* PROBLEM TO WORK ON:
Every record that follows should be printed verbatim.

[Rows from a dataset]
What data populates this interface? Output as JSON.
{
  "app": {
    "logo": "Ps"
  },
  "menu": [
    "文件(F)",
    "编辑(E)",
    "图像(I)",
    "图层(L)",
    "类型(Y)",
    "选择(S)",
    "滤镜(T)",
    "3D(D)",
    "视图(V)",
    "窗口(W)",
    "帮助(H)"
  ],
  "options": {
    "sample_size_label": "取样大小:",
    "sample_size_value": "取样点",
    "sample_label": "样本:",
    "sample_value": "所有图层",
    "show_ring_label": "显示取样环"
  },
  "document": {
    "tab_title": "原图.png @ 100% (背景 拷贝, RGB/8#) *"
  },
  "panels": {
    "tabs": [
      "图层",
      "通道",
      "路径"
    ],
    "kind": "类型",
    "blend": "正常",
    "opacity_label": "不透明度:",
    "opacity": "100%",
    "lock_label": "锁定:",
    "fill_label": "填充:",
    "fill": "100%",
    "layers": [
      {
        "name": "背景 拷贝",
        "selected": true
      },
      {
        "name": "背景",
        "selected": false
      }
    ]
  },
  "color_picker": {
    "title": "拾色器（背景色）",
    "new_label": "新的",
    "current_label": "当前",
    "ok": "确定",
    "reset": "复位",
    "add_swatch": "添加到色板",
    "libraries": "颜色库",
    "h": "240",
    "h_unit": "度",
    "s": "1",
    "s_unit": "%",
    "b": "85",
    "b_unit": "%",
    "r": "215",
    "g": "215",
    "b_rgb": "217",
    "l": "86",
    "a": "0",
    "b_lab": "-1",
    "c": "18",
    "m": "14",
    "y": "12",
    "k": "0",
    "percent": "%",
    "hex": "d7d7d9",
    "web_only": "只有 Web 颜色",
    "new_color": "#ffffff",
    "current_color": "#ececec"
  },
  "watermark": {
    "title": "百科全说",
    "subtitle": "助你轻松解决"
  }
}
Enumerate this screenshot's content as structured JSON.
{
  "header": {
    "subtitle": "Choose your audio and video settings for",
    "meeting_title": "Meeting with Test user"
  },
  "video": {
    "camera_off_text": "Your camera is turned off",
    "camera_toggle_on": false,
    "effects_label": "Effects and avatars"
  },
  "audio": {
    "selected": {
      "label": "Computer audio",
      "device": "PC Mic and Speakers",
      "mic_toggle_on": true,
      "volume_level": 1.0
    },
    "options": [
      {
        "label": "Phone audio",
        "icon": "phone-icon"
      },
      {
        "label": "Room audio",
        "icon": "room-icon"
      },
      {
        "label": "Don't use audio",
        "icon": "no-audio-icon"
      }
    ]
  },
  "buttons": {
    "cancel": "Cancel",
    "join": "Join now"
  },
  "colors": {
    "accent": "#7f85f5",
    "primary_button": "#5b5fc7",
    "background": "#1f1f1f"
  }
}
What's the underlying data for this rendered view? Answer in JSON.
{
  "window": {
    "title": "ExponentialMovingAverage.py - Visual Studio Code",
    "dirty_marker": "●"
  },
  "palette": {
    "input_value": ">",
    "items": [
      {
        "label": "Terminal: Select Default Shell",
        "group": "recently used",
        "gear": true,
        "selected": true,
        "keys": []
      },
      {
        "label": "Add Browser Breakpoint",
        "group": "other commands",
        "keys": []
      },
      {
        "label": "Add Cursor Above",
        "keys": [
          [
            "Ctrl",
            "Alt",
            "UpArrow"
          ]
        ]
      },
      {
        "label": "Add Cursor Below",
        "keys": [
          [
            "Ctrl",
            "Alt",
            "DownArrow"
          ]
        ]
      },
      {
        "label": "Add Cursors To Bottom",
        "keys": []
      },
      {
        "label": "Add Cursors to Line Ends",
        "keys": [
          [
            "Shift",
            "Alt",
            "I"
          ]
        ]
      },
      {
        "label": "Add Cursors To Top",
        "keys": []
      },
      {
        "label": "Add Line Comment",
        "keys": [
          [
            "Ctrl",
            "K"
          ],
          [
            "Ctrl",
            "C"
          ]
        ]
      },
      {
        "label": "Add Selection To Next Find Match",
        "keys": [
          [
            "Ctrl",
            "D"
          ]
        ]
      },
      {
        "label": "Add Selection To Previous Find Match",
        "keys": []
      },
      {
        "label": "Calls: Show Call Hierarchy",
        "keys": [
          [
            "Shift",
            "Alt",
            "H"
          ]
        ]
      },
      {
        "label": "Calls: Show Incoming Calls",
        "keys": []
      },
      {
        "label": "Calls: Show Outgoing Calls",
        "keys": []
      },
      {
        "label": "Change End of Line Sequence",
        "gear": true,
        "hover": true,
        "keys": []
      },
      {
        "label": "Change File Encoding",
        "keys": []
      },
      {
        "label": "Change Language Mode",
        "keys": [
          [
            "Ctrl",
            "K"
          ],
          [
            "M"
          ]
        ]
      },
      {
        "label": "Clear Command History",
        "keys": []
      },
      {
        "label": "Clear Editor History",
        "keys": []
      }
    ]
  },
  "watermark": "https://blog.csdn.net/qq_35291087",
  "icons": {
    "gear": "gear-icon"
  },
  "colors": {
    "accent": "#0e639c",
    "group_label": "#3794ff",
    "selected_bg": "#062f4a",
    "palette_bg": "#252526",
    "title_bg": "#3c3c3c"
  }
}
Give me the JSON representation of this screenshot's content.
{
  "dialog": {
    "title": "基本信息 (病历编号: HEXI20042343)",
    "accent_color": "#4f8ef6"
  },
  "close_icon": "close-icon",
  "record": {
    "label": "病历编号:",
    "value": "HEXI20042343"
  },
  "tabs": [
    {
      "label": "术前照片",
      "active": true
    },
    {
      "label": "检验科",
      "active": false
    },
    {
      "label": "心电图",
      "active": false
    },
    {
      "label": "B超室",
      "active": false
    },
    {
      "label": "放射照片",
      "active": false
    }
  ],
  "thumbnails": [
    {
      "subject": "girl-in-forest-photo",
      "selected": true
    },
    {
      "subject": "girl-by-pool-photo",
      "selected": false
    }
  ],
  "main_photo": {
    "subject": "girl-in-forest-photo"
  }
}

* PROBLEM SOLUTION:
What data populates this interface? Output as JSON.
{
  "app": {
    "logo": "Ps"
  },
  "menu": [
    "文件(F)",
    "编辑(E)",
    "图像(I)",
    "图层(L)",
    "类型(Y)",
    "选择(S)",
    "滤镜(T)",
    "3D(D)",
    "视图(V)",
    "窗口(W)",
    "帮助(H)"
  ],
  "options": {
    "sample_size_label": "取样大小:",
    "sample_size_value": "取样点",
    "sample_label": "样本:",
    "sample_value": "所有图层",
    "show_ring_label": "显示取样环"
  },
  "document": {
    "tab_title": "原图.png @ 100% (背景 拷贝, RGB/8#) *"
  },
  "panels": {
    "tabs": [
      "图层",
      "通道",
      "路径"
    ],
    "kind": "类型",
    "blend": "正常",
    "opacity_label": "不透明度:",
    "opacity": "100%",
    "lock_label": "锁定:",
    "fill_label": "填充:",
    "fill": "100%",
    "layers": [
      {
        "name": "背景 拷贝",
        "selected": true
      },
      {
        "name": "背景",
        "selected": false
      }
    ]
  },
  "color_picker": {
    "title": "拾色器（背景色）",
    "new_label": "新的",
    "current_label": "当前",
    "ok": "确定",
    "reset": "复位",
    "add_swatch": "添加到色板",
    "libraries": "颜色库",
    "h": "240",
    "h_unit": "度",
    "s": "1",
    "s_unit": "%",
    "b": "85",
    "b_unit": "%",
    "r": "215",
    "g": "215",
    "b_rgb": "217",
    "l": "86",
    "a": "0",
    "b_lab": "-1",
    "c": "18",
    "m": "14",
    "y": "12",
    "k": "0",
    "percent": "%",
    "hex": "d7d7d9",
    "web_only": "只有 Web 颜色",
    "new_color": "#ffffff",
    "current_color": "#ececec"
  },
  "watermark": {
    "title": "百科全说",
    "subtitle": "助你轻松解决"
  }
}
Enumerate this screenshot's content as structured JSON.
{
  "header": {
    "subtitle": "Choose your audio and video settings for",
    "meeting_title": "Meeting with Test user"
  },
  "video": {
    "camera_off_text": "Your camera is turned off",
    "camera_toggle_on": false,
    "effects_label": "Effects and avatars"
  },
  "audio": {
    "selected": {
      "label": "Computer audio",
      "device": "PC Mic and Speakers",
      "mic_toggle_on": true,
      "volume_level": 1.0
    },
    "options": [
      {
        "label": "Phone audio",
        "icon": "phone-icon"
      },
      {
        "label": "Room audio",
        "icon": "room-icon"
      },
      {
        "label": "Don't use audio",
        "icon": "no-audio-icon"
      }
    ]
  },
  "buttons": {
    "cancel": "Cancel",
    "join": "Join now"
  },
  "colors": {
    "accent": "#7f85f5",
    "primary_button": "#5b5fc7",
    "background": "#1f1f1f"
  }
}
What's the underlying data for this rendered view? Answer in JSON.
{
  "window": {
    "title": "ExponentialMovingAverage.py - Visual Studio Code",
    "dirty_marker": "●"
  },
  "palette": {
    "input_value": ">",
    "items": [
      {
        "label": "Terminal: Select Default Shell",
        "group": "recently used",
        "gear": true,
        "selected": true,
        "keys": []
      },
      {
        "label": "Add Browser Breakpoint",
        "group": "other commands",
        "keys": []
      },
      {
        "label": "Add Cursor Above",
        "keys": [
          [
            "Ctrl",
            "Alt",
            "UpArrow"
          ]
        ]
      },
      {
        "label": "Add Cursor Below",
        "keys": [
          [
            "Ctrl",
            "Alt",
            "DownArrow"
          ]
        ]
      },
      {
        "label": "Add Cursors To Bottom",
        "keys": []
      },
      {
        "label": "Add Cursors to Line Ends",
        "keys": [
          [
            "Shift",
            "Alt",
            "I"
          ]
        ]
      },
      {
        "label": "Add Cursors To Top",
        "keys": []
      },
      {
        "label": "Add Line Comment",
        "keys": [
          [
            "Ctrl",
            "K"
          ],
          [
            "Ctrl",
            "C"
          ]
        ]
      },
      {
        "label": "Add Selection To Next Find Match",
        "keys": [
          [
            "Ctrl",
            "D"
          ]
        ]
      },
      {
        "label": "Add Selection To Previous Find Match",
        "keys": []
      },
      {
        "label": "Calls: Show Call Hierarchy",
        "keys": [
          [
            "Shift",
            "Alt",
            "H"
          ]
        ]
      },
      {
        "label": "Calls: Show Incoming Calls",
        "keys": []
      },
      {
        "label": "Calls: Show Outgoing Calls",
        "keys": []
      },
      {
        "label": "Change End of Line Sequence",
        "gear": true,
        "hover": true,
        "keys": []
      },
      {
        "label": "Change File Encoding",
        "keys": []
      },
      {
        "label": "Change Language Mode",
        "keys": [
          [
            "Ctrl",
            "K"
          ],
          [
            "M"
          ]
        ]
      },
      {
        "label": "Clear Command History",
        "keys": []
      },
      {
        "label": "Clear Editor History",
        "keys": []
      }
    ]
  },
  "watermark": "https://blog.csdn.net/qq_35291087",
  "icons": {
    "gear": "gear-icon"
  },
  "colors": {
    "accent": "#0e639c",
    "group_label": "#3794ff",
    "selected_bg": "#062f4a",
    "palette_bg": "#252526",
    "title_bg": "#3c3c3c"
  }
}
Give me the JSON representation of this screenshot's content.
{
  "dialog": {
    "title": "基本信息 (病历编号: HEXI20042343)",
    "accent_color": "#4f8ef6"
  },
  "close_icon": "close-icon",
  "record": {
    "label": "病历编号:",
    "value": "HEXI20042343"
  },
  "tabs": [
    {
      "label": "术前照片",
      "active": true
    },
    {
      "label": "检验科",
      "active": false
    },
    {
      "label": "心电图",
      "active": false
    },
    {
      "label": "B超室",
      "active": false
    },
    {
      "label": "放射照片",
      "active": false
    }
  ],
  "thumbnails": [
    {
      "subject": "girl-in-forest-photo",
      "selected": true
    },
    {
      "subject": "girl-by-pool-photo",
      "selected": false
    }
  ],
  "main_photo": {
    "subject": "girl-in-forest-photo"
  }
}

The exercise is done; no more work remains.